"""

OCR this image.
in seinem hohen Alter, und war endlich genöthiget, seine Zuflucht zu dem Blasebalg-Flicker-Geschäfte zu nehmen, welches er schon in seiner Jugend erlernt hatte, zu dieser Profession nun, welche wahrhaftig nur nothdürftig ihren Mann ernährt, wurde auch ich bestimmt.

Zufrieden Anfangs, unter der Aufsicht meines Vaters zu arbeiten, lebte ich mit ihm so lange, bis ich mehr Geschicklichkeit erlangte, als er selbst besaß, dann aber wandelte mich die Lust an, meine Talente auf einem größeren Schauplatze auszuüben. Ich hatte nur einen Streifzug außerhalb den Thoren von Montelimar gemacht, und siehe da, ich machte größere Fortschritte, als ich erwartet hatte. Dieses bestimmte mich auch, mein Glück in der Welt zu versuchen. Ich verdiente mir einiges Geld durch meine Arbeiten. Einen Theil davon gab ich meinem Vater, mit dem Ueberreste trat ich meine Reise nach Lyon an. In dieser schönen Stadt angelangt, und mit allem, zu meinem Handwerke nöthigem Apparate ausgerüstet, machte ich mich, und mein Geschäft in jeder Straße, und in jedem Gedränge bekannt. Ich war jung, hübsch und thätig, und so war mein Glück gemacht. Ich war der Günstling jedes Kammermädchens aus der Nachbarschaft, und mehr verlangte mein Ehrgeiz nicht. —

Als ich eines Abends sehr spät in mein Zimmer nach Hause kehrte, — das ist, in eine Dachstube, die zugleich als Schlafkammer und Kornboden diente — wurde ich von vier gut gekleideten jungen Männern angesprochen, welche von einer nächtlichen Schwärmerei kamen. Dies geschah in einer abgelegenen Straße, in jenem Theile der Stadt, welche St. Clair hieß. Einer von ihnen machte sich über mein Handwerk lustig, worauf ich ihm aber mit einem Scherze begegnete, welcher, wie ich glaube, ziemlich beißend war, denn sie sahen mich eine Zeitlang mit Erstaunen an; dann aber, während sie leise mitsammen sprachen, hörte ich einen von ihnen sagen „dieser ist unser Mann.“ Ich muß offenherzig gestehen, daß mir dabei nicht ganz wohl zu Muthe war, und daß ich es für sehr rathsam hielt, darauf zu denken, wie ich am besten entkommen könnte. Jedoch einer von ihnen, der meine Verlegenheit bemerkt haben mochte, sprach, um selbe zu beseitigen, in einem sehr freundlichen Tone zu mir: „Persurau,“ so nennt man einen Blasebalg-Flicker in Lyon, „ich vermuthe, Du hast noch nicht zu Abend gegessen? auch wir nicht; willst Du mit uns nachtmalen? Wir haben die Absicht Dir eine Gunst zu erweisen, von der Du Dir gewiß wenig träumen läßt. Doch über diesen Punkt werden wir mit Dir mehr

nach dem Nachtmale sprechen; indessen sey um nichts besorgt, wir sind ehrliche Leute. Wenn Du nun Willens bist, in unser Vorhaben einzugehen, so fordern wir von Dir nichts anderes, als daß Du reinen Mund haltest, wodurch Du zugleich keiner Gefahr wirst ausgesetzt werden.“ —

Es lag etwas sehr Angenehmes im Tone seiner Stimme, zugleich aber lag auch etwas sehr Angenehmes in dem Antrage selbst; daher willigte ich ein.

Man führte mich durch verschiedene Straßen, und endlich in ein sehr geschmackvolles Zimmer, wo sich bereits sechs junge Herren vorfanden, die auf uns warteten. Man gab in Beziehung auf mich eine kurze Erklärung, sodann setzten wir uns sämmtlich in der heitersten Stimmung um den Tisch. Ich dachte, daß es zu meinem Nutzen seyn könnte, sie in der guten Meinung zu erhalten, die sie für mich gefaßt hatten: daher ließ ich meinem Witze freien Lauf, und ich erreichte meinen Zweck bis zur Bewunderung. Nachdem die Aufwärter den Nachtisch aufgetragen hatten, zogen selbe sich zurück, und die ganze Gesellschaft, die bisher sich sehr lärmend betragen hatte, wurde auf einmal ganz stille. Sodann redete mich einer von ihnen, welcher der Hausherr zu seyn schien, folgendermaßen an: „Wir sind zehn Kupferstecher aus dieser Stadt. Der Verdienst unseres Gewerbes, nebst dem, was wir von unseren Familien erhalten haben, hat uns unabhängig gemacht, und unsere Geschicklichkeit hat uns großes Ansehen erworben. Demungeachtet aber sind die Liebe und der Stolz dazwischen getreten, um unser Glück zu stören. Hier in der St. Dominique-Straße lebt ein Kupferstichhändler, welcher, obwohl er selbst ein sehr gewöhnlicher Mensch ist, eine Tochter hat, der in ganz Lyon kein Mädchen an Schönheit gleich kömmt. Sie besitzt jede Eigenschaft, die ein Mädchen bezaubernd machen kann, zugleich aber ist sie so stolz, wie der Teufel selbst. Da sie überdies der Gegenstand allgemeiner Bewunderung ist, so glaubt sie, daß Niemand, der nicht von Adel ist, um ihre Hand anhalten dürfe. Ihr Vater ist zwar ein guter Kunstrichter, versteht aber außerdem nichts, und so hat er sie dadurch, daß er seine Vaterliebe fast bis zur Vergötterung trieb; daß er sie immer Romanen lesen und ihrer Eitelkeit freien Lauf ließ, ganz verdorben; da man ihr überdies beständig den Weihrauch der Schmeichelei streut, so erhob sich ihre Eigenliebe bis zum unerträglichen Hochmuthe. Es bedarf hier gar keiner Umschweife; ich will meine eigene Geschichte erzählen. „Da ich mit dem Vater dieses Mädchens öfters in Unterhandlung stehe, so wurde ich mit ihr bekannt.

"""
"""

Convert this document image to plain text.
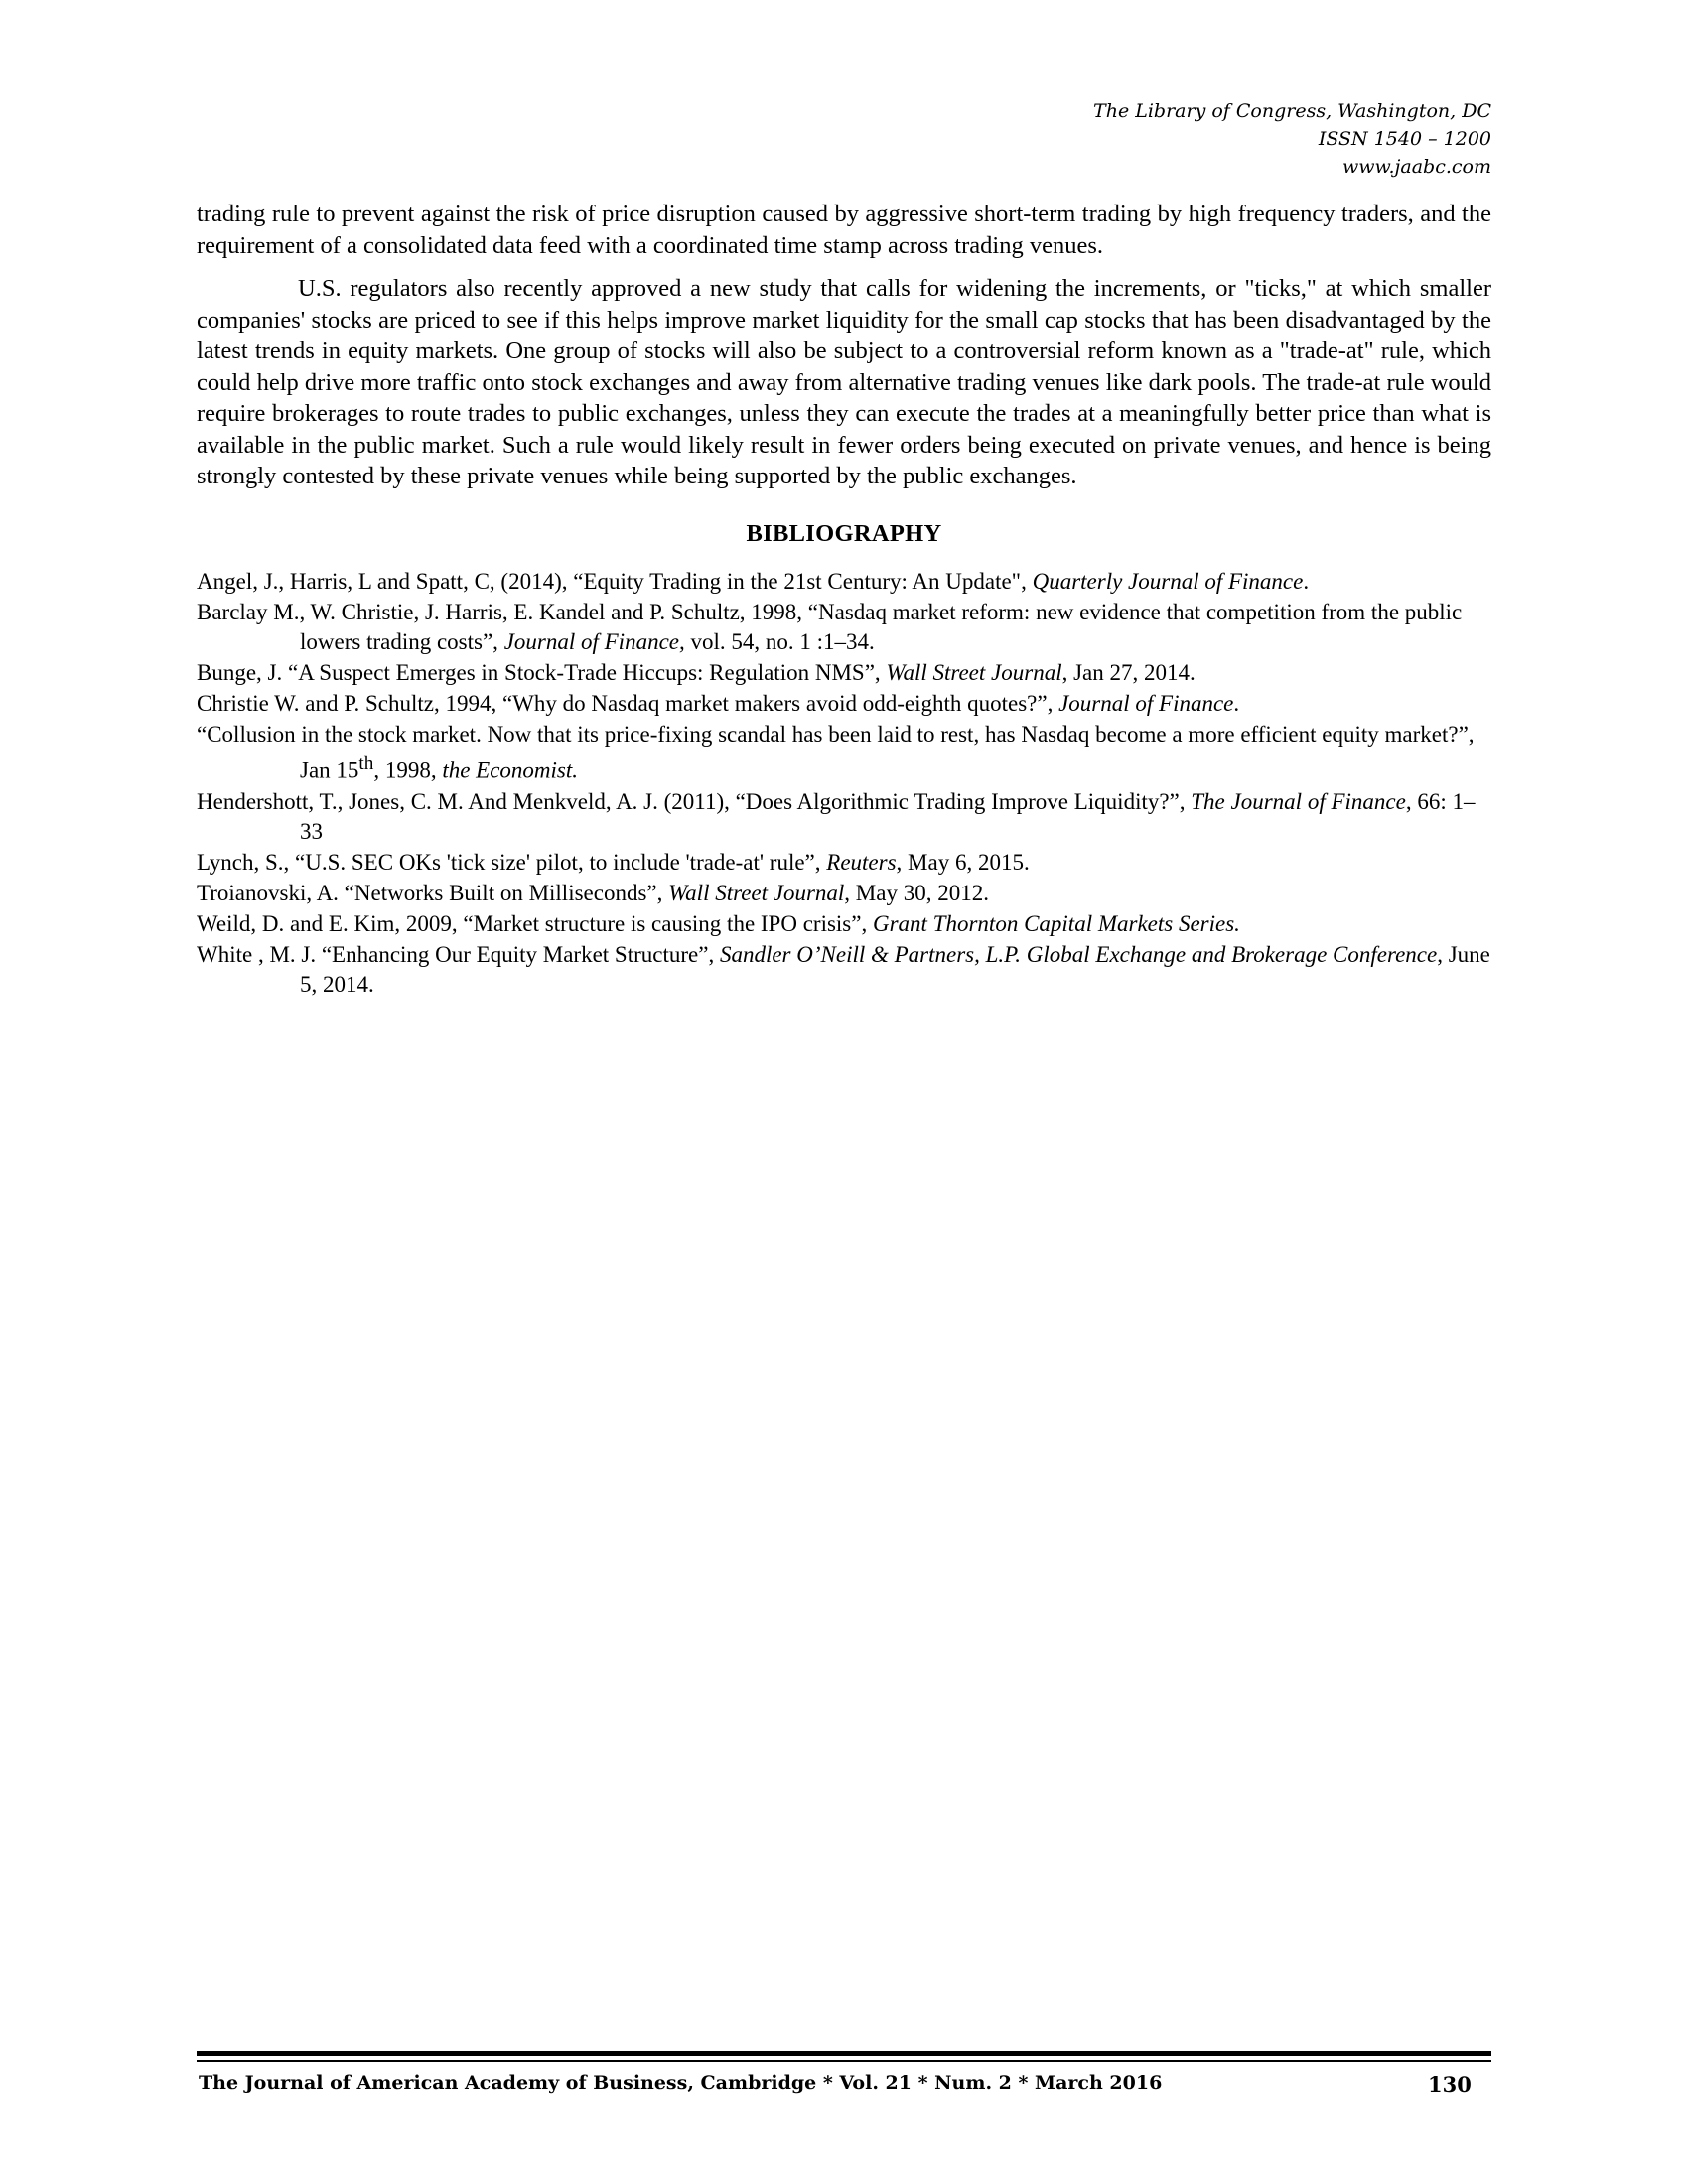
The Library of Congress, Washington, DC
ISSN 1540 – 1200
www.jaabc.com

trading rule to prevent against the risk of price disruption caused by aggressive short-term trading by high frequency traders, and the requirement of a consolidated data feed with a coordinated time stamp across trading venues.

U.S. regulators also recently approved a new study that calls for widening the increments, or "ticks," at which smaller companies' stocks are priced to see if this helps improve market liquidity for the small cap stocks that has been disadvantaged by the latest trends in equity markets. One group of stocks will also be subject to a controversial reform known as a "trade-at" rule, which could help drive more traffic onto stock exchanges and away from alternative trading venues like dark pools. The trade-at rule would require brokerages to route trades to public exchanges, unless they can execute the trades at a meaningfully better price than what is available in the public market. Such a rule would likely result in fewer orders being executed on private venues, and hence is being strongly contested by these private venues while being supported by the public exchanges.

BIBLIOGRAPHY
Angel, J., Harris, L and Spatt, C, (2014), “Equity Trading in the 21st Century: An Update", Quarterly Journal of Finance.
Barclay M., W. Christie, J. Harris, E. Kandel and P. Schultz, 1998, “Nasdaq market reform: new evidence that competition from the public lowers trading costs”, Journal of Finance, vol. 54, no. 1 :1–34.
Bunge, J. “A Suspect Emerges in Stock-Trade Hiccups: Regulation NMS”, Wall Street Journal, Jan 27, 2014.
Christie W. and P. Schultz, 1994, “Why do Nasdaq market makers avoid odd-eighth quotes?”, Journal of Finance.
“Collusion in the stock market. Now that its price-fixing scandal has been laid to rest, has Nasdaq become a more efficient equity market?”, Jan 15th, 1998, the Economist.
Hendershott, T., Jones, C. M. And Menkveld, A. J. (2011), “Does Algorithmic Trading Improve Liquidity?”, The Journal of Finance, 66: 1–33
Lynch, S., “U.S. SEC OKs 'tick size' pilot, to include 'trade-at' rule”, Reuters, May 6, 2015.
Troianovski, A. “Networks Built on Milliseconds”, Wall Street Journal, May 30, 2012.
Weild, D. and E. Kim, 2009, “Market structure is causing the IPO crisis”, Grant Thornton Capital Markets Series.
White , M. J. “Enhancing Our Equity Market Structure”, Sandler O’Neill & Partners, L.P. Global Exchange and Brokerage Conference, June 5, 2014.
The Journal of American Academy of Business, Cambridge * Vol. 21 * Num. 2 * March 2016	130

"""

» TASK DESCRIPTION
Report the number of lines of the listing above that hold the string "Christie", with no other text.

» ANSWER BELOW
2